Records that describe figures
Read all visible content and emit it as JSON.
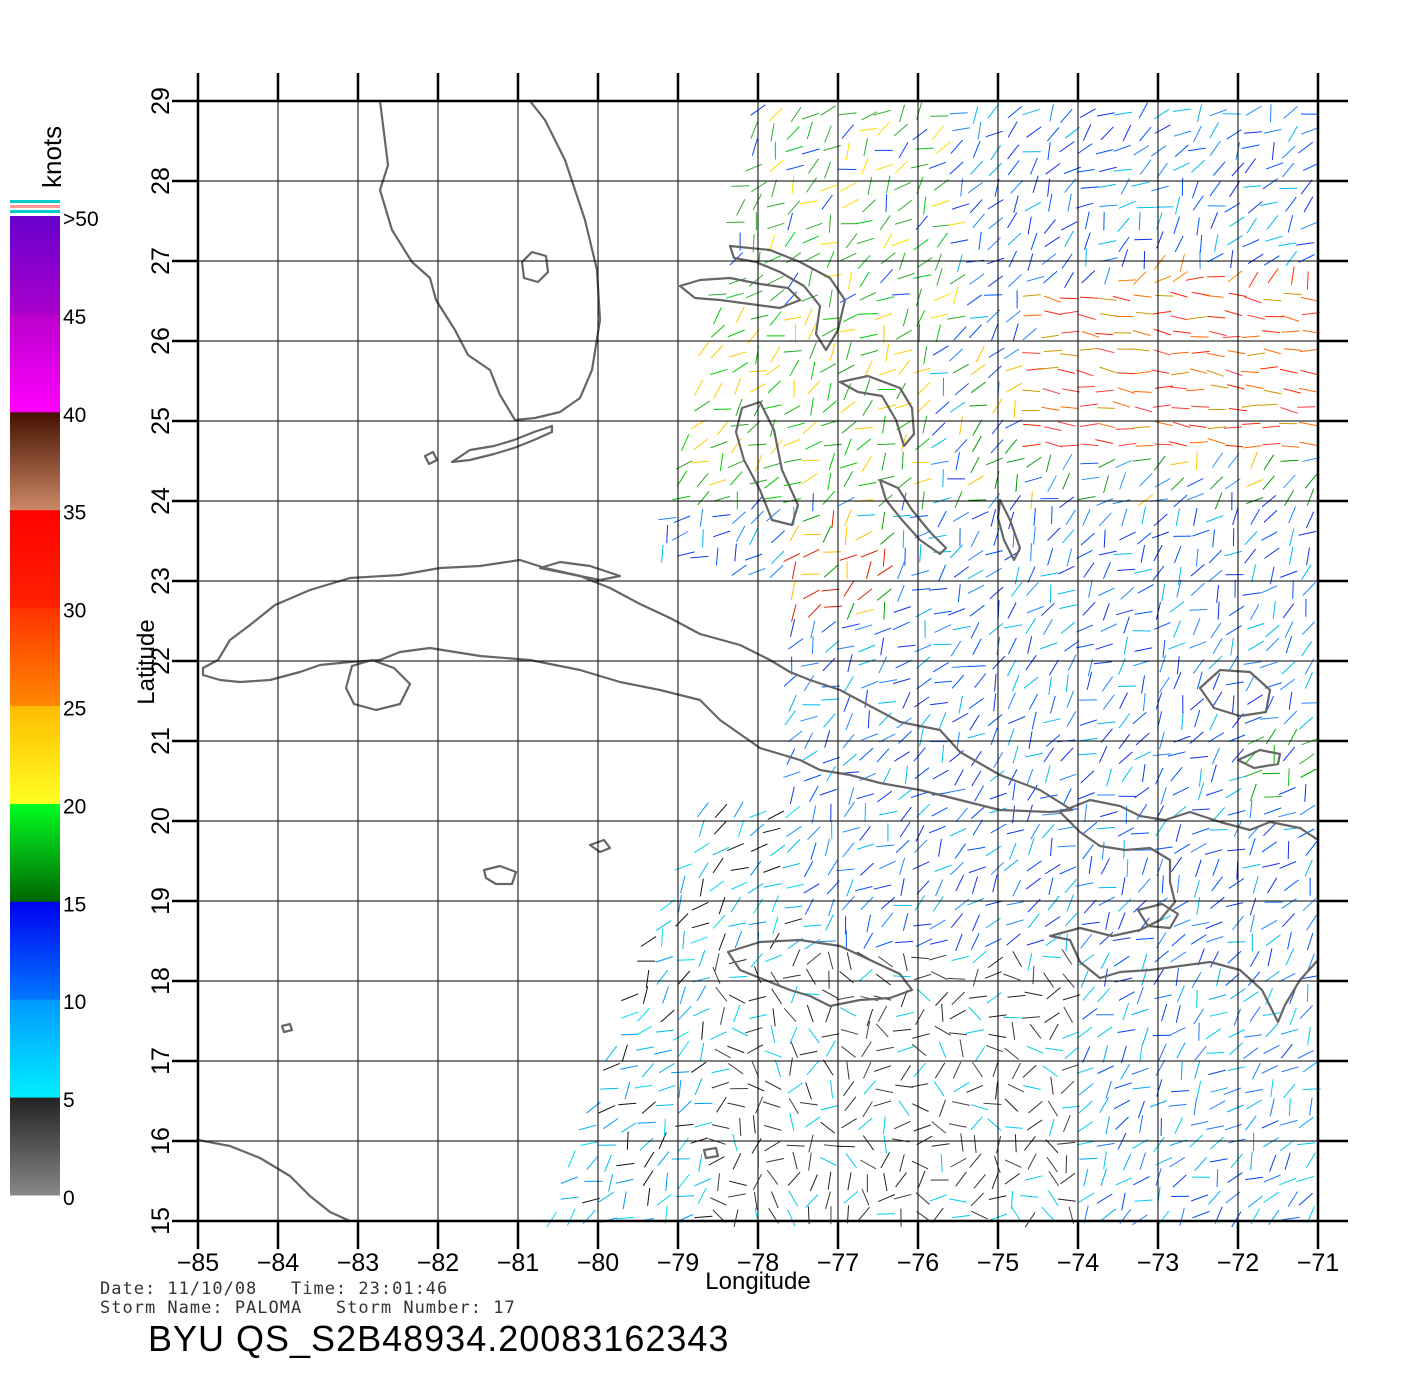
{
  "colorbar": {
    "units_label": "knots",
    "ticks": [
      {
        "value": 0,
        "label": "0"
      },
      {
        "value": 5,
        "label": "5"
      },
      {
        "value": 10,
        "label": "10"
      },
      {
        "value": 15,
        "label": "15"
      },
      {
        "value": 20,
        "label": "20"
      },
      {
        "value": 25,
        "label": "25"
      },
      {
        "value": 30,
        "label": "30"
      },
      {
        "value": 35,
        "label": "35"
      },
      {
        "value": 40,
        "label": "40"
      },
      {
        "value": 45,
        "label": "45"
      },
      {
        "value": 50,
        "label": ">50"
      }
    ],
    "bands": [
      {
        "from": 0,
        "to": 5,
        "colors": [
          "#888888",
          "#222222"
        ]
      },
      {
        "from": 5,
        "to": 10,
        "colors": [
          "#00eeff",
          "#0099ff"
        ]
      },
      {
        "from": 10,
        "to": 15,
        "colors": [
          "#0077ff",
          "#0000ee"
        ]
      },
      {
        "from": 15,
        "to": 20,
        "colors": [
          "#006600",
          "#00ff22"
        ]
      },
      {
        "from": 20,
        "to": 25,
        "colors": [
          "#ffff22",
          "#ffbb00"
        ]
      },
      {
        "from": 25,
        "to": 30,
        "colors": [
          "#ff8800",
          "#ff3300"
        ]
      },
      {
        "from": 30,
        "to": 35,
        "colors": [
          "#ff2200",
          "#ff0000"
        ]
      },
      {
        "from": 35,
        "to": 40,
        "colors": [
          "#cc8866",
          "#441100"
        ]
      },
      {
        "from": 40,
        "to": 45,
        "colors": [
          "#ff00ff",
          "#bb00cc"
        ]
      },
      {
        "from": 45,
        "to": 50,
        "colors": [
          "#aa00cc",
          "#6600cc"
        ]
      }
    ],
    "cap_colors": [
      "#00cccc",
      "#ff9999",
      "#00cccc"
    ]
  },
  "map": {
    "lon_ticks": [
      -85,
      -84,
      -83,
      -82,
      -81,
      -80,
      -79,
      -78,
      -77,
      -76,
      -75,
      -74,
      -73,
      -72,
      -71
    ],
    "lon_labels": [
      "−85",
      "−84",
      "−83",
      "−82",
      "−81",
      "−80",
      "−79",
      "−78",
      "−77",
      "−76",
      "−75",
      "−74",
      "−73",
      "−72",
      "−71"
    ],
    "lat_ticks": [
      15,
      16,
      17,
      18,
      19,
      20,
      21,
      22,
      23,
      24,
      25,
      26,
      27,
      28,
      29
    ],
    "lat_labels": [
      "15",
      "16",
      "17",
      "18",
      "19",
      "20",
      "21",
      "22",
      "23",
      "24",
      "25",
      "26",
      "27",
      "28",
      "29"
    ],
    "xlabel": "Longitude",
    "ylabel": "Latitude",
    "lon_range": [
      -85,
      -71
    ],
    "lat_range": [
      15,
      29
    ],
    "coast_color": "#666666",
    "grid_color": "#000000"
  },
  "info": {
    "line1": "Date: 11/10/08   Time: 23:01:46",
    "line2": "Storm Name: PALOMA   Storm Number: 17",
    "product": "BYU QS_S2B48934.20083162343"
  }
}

= CHALLENGE =
Repeat the data in full and exactly. Omit pictures.

= RESULT OF THIS EXERCISE =
Read all visible content and emit it as JSON.
{
  "colorbar": {
    "units_label": "knots",
    "ticks": [
      {
        "value": 0,
        "label": "0"
      },
      {
        "value": 5,
        "label": "5"
      },
      {
        "value": 10,
        "label": "10"
      },
      {
        "value": 15,
        "label": "15"
      },
      {
        "value": 20,
        "label": "20"
      },
      {
        "value": 25,
        "label": "25"
      },
      {
        "value": 30,
        "label": "30"
      },
      {
        "value": 35,
        "label": "35"
      },
      {
        "value": 40,
        "label": "40"
      },
      {
        "value": 45,
        "label": "45"
      },
      {
        "value": 50,
        "label": ">50"
      }
    ],
    "bands": [
      {
        "from": 0,
        "to": 5,
        "colors": [
          "#888888",
          "#222222"
        ]
      },
      {
        "from": 5,
        "to": 10,
        "colors": [
          "#00eeff",
          "#0099ff"
        ]
      },
      {
        "from": 10,
        "to": 15,
        "colors": [
          "#0077ff",
          "#0000ee"
        ]
      },
      {
        "from": 15,
        "to": 20,
        "colors": [
          "#006600",
          "#00ff22"
        ]
      },
      {
        "from": 20,
        "to": 25,
        "colors": [
          "#ffff22",
          "#ffbb00"
        ]
      },
      {
        "from": 25,
        "to": 30,
        "colors": [
          "#ff8800",
          "#ff3300"
        ]
      },
      {
        "from": 30,
        "to": 35,
        "colors": [
          "#ff2200",
          "#ff0000"
        ]
      },
      {
        "from": 35,
        "to": 40,
        "colors": [
          "#cc8866",
          "#441100"
        ]
      },
      {
        "from": 40,
        "to": 45,
        "colors": [
          "#ff00ff",
          "#bb00cc"
        ]
      },
      {
        "from": 45,
        "to": 50,
        "colors": [
          "#aa00cc",
          "#6600cc"
        ]
      }
    ],
    "cap_colors": [
      "#00cccc",
      "#ff9999",
      "#00cccc"
    ]
  },
  "map": {
    "lon_ticks": [
      -85,
      -84,
      -83,
      -82,
      -81,
      -80,
      -79,
      -78,
      -77,
      -76,
      -75,
      -74,
      -73,
      -72,
      -71
    ],
    "lon_labels": [
      "−85",
      "−84",
      "−83",
      "−82",
      "−81",
      "−80",
      "−79",
      "−78",
      "−77",
      "−76",
      "−75",
      "−74",
      "−73",
      "−72",
      "−71"
    ],
    "lat_ticks": [
      15,
      16,
      17,
      18,
      19,
      20,
      21,
      22,
      23,
      24,
      25,
      26,
      27,
      28,
      29
    ],
    "lat_labels": [
      "15",
      "16",
      "17",
      "18",
      "19",
      "20",
      "21",
      "22",
      "23",
      "24",
      "25",
      "26",
      "27",
      "28",
      "29"
    ],
    "xlabel": "Longitude",
    "ylabel": "Latitude",
    "lon_range": [
      -85,
      -71
    ],
    "lat_range": [
      15,
      29
    ],
    "coast_color": "#666666",
    "grid_color": "#000000"
  },
  "info": {
    "line1": "Date: 11/10/08   Time: 23:01:46",
    "line2": "Storm Name: PALOMA   Storm Number: 17",
    "product": "BYU QS_S2B48934.20083162343"
  }
}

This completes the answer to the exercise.